┌──
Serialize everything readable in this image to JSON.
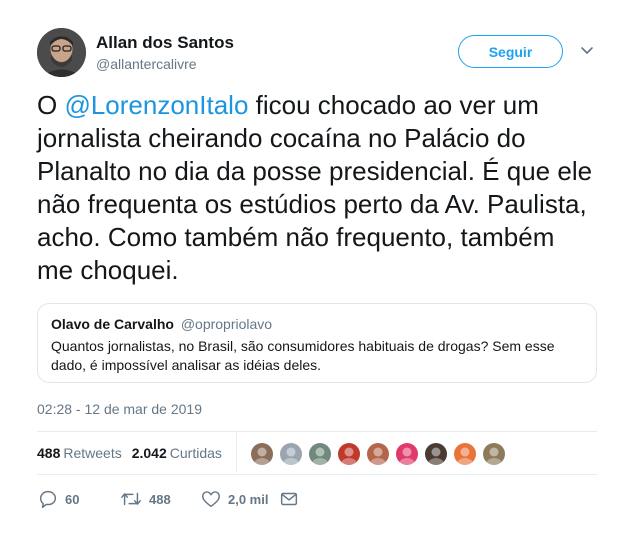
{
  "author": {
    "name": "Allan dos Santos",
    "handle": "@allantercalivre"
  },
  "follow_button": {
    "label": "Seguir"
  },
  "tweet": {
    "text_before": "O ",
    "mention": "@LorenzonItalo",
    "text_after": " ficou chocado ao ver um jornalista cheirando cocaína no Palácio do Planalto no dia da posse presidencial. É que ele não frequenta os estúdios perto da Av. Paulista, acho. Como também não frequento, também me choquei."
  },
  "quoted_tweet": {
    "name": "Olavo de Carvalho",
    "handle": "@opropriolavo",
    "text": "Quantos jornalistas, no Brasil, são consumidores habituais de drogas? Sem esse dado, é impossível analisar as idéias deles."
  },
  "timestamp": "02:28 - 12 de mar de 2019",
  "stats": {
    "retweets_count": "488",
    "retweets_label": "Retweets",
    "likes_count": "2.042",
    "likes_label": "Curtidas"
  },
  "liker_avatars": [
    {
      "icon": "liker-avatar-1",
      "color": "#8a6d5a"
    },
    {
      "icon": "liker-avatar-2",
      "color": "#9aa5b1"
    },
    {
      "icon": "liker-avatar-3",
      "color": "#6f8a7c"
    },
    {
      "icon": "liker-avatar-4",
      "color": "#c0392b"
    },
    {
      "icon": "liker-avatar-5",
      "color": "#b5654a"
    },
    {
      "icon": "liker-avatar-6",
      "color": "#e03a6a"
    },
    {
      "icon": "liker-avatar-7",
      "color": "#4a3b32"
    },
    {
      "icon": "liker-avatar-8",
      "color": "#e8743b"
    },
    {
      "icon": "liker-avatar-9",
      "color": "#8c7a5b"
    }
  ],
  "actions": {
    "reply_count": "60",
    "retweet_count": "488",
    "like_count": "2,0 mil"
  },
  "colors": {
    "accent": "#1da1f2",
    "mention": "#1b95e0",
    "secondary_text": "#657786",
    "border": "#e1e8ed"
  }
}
└──
┌──
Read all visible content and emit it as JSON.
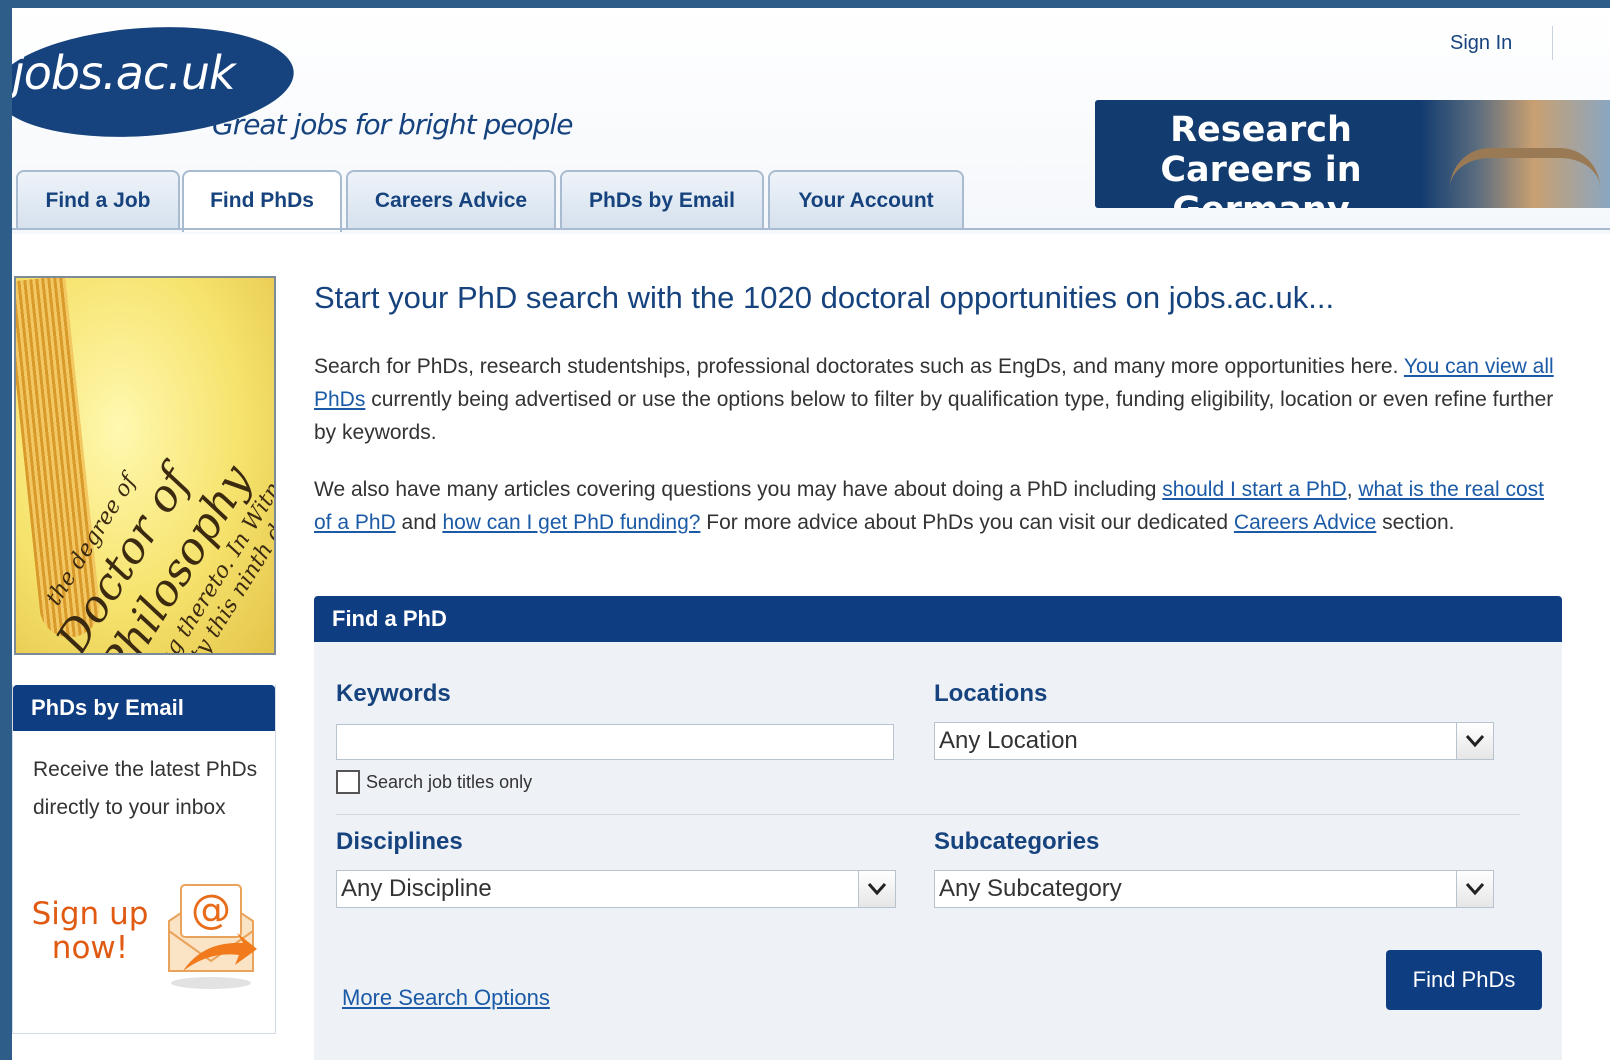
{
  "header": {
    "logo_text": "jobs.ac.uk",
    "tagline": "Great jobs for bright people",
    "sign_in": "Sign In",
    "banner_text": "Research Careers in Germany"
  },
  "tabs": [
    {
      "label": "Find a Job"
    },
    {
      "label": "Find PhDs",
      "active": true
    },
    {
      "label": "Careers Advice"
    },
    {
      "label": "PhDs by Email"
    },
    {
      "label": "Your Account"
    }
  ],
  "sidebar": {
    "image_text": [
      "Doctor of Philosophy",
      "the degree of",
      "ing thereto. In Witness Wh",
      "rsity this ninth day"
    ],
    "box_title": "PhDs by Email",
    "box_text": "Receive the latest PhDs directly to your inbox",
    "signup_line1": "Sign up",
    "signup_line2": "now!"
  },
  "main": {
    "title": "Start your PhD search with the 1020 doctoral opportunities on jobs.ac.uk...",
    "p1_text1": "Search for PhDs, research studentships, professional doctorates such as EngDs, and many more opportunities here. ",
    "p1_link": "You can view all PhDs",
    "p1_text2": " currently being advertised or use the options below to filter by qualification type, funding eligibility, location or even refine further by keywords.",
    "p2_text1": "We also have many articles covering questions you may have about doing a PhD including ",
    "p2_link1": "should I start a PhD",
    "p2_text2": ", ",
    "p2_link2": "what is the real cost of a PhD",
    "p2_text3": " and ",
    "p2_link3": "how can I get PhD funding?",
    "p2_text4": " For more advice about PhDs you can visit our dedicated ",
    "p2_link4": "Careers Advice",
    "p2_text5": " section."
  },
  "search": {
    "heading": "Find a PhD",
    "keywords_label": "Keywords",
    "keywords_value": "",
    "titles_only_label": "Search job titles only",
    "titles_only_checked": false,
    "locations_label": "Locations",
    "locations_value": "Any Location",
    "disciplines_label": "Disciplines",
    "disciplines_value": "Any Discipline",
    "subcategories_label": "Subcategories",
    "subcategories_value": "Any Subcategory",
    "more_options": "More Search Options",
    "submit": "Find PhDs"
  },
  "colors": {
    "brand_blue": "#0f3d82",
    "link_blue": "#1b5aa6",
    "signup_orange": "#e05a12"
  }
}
└──
> WHAT TO WORK ON: Extract all lines that hold the word "Email".

> WORKED SOLUTION:
      "label": "PhDs by Email"
    "box_title": "PhDs by Email",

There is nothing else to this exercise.